• [Exercise task] Count every line in the data below where "title" occurs, then state that number and nothing more.

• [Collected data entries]
┌──

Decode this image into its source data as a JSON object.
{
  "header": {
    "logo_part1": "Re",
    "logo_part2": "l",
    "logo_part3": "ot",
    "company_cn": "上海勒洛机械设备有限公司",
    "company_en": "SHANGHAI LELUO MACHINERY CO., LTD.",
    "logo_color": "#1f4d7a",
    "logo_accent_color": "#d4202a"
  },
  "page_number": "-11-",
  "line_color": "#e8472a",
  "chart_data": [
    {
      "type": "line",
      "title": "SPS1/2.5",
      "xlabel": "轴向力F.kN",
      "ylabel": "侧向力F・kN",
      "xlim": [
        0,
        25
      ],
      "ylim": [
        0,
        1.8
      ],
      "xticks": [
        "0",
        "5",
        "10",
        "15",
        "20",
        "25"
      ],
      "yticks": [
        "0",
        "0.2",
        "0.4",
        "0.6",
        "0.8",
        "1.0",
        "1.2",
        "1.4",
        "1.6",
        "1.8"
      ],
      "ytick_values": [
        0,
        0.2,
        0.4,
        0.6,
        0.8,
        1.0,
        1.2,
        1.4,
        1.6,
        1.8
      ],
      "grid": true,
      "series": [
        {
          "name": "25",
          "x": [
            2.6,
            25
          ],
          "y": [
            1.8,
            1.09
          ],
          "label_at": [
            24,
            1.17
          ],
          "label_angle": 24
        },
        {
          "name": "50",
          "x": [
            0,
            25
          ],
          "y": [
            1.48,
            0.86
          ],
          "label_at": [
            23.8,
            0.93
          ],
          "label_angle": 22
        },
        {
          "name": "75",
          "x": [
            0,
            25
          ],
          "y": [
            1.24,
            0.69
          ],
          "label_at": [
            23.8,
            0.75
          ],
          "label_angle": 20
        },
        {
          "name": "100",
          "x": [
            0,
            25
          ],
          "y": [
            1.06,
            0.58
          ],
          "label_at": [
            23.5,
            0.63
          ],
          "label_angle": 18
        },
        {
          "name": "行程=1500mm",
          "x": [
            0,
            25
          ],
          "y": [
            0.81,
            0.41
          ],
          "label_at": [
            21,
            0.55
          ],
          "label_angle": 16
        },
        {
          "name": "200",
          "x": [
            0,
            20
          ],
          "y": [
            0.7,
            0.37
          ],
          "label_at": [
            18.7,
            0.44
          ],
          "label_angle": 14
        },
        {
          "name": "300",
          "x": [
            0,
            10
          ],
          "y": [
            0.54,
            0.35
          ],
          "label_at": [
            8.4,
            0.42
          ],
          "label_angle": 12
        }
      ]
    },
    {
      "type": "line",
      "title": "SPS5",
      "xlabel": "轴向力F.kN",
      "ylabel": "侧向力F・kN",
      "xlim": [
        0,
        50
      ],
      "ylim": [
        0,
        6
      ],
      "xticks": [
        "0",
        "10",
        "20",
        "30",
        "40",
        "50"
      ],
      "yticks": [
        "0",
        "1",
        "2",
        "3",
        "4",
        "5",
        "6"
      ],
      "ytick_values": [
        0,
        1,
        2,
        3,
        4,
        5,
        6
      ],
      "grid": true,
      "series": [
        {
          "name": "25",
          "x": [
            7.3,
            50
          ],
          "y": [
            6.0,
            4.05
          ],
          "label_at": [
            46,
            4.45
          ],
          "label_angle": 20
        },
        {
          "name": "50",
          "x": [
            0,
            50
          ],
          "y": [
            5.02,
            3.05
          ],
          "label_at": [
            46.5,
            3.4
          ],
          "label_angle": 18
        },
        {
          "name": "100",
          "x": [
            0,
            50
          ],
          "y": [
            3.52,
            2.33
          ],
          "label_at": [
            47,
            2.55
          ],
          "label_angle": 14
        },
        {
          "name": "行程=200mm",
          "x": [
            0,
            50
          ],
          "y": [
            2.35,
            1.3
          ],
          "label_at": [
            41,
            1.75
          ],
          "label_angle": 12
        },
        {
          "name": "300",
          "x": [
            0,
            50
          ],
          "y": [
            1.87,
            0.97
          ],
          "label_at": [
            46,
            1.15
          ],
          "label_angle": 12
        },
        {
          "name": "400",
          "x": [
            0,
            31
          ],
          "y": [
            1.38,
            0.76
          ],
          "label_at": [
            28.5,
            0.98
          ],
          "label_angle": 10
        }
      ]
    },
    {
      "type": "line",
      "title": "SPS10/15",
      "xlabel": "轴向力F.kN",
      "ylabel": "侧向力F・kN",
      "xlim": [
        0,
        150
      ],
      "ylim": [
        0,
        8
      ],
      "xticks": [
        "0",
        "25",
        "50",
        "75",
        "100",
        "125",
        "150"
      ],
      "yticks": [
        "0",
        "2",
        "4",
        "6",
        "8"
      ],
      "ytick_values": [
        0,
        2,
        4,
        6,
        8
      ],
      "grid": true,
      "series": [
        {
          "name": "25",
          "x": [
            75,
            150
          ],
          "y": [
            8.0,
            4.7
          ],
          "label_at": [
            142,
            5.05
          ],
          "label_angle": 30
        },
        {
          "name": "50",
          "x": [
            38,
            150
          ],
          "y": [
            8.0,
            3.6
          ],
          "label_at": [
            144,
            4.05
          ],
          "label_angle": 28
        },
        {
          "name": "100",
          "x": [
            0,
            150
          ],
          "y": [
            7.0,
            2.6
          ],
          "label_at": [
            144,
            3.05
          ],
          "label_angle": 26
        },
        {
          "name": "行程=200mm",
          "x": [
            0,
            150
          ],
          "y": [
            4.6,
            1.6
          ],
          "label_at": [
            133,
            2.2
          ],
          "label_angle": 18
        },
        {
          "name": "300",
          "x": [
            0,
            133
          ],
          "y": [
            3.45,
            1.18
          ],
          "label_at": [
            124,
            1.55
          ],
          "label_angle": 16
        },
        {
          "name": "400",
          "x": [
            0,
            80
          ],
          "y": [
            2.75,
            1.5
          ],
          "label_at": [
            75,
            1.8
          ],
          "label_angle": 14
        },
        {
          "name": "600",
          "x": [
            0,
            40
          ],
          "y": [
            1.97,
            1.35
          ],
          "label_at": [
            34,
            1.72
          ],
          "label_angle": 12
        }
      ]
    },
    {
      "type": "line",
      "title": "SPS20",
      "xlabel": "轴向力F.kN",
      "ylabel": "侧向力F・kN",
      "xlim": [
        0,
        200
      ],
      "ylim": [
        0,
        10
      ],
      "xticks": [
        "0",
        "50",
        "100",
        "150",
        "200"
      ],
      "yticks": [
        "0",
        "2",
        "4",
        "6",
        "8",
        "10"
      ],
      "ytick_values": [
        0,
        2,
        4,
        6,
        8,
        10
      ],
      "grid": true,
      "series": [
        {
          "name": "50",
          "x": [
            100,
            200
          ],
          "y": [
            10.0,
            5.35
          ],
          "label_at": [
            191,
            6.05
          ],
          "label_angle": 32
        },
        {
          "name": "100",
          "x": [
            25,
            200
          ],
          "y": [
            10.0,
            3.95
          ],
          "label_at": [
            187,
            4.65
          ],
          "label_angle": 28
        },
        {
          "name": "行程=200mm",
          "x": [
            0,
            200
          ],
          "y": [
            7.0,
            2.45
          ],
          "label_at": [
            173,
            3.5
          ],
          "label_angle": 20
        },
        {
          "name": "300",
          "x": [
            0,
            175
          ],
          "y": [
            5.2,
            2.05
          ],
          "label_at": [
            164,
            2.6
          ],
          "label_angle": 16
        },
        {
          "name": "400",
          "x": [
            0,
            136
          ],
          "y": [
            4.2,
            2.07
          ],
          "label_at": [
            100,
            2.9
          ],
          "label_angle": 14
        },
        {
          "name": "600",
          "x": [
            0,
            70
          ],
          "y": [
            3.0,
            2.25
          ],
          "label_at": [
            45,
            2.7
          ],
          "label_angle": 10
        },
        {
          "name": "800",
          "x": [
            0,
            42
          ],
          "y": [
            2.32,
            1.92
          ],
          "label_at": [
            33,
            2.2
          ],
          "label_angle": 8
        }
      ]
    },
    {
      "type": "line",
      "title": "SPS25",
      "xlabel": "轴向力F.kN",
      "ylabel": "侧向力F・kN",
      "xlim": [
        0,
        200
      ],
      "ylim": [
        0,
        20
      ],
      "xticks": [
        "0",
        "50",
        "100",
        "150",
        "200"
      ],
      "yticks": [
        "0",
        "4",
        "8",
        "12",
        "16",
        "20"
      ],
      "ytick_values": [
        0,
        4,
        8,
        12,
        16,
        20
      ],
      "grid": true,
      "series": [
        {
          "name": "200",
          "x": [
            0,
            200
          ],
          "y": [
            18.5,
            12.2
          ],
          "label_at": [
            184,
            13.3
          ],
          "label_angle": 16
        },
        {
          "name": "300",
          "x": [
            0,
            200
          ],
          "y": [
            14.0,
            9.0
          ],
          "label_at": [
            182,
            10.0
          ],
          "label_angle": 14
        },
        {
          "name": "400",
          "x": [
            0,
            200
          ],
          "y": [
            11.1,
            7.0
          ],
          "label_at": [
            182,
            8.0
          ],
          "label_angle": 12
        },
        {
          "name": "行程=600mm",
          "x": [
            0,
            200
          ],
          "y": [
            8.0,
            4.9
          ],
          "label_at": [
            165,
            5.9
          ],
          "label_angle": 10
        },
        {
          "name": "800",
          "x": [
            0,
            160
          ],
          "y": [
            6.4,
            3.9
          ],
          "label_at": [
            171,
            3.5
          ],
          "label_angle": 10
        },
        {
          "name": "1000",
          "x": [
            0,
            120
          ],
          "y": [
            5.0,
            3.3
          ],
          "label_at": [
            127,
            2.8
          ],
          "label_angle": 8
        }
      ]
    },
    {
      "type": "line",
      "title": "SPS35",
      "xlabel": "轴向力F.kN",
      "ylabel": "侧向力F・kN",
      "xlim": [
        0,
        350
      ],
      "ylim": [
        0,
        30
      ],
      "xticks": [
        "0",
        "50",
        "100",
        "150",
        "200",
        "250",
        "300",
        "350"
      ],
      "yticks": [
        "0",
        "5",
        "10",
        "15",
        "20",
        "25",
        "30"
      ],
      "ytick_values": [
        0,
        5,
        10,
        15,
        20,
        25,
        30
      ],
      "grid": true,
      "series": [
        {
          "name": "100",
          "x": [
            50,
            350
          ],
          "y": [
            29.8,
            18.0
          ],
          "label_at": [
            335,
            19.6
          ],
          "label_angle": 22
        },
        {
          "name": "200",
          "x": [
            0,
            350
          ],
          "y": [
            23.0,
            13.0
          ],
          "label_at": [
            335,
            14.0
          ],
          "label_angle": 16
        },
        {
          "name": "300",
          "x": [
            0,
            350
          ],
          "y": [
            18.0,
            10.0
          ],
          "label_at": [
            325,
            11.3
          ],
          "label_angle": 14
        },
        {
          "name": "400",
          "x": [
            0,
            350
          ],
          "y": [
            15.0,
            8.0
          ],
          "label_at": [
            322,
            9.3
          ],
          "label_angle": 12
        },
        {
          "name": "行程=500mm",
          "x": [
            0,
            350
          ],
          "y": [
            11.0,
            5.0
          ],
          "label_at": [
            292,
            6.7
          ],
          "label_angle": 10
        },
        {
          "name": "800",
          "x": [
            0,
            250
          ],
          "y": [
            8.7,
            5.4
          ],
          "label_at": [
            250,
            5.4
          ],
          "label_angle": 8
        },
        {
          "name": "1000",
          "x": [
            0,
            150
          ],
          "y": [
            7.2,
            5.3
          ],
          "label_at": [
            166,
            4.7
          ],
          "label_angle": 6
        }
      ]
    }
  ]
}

└──

• [Solution] 6